| Aim |
Report all lines from the entries below in which "frac" appears.
------------------------------------
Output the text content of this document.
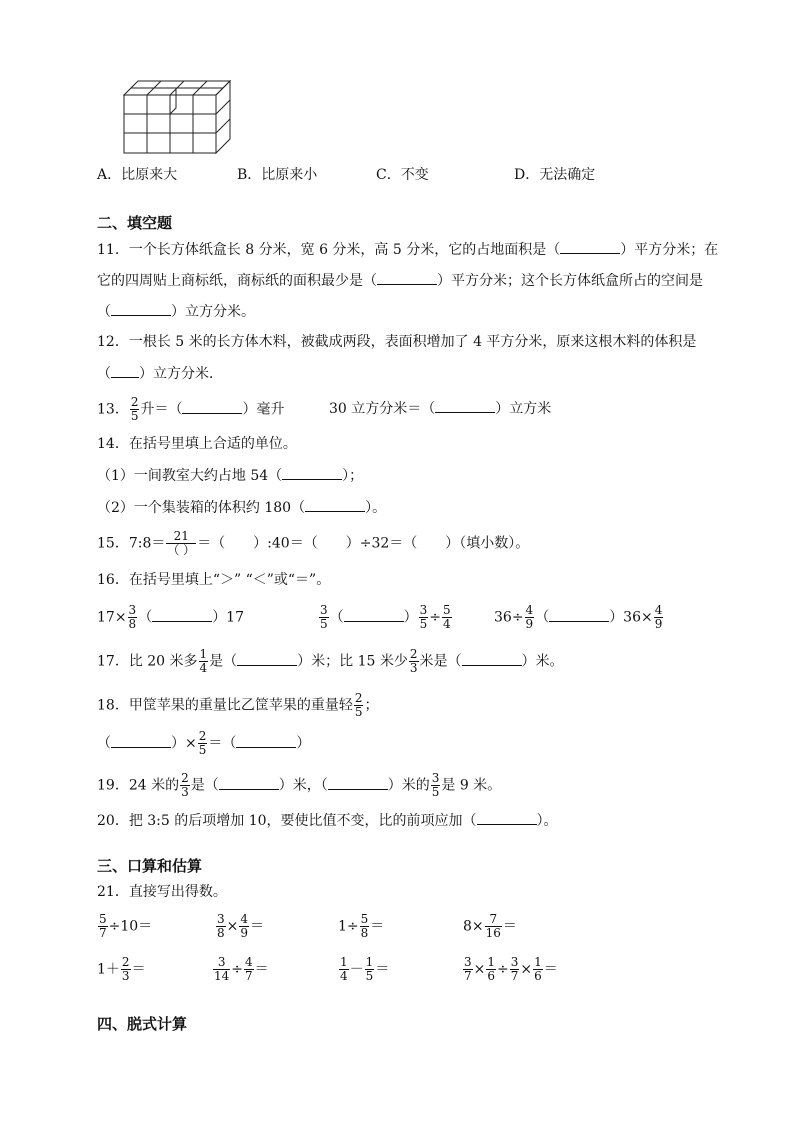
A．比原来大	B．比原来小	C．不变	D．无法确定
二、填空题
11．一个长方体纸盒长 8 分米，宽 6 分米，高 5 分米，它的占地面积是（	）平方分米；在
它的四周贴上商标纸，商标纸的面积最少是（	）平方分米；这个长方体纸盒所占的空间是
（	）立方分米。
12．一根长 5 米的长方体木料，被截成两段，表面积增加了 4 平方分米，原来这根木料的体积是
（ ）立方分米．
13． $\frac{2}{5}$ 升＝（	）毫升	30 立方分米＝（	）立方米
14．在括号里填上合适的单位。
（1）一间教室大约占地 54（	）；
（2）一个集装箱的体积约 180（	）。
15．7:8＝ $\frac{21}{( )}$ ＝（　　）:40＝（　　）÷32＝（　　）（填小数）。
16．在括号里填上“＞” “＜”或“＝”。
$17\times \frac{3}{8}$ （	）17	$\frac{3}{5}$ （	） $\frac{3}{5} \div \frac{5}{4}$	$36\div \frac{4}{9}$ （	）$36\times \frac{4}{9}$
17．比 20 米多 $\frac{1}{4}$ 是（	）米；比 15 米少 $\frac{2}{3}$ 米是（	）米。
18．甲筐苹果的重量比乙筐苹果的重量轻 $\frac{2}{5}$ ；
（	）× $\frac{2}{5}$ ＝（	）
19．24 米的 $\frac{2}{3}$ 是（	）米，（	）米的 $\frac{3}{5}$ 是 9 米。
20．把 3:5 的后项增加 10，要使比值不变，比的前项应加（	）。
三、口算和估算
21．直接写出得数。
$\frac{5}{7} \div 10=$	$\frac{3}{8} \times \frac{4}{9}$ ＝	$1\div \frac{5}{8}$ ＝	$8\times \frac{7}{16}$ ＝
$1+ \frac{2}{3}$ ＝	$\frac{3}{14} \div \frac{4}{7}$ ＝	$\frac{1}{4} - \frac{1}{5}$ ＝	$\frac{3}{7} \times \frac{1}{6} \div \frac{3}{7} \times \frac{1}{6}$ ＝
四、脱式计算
------------------------------------
| Answer to this exercise |
13． $\frac{2}{5}$ 升＝（	）毫升	30 立方分米＝（	）立方米
15．7:8＝ $\frac{21}{( )}$ ＝（　　）:40＝（　　）÷32＝（　　）（填小数）。
$17\times \frac{3}{8}$ （	）17	$\frac{3}{5}$ （	） $\frac{3}{5} \div \frac{5}{4}$	$36\div \frac{4}{9}$ （	）$36\times \frac{4}{9}$
17．比 20 米多 $\frac{1}{4}$ 是（	）米；比 15 米少 $\frac{2}{3}$ 米是（	）米。
18．甲筐苹果的重量比乙筐苹果的重量轻 $\frac{2}{5}$ ；
（	）× $\frac{2}{5}$ ＝（	）
19．24 米的 $\frac{2}{3}$ 是（	）米，（	）米的 $\frac{3}{5}$ 是 9 米。
$\frac{5}{7} \div 10=$	$\frac{3}{8} \times \frac{4}{9}$ ＝	$1\div \frac{5}{8}$ ＝	$8\times \frac{7}{16}$ ＝
$1+ \frac{2}{3}$ ＝	$\frac{3}{14} \div \frac{4}{7}$ ＝	$\frac{1}{4} - \frac{1}{5}$ ＝	$\frac{3}{7} \times \frac{1}{6} \div \frac{3}{7} \times \frac{1}{6}$ ＝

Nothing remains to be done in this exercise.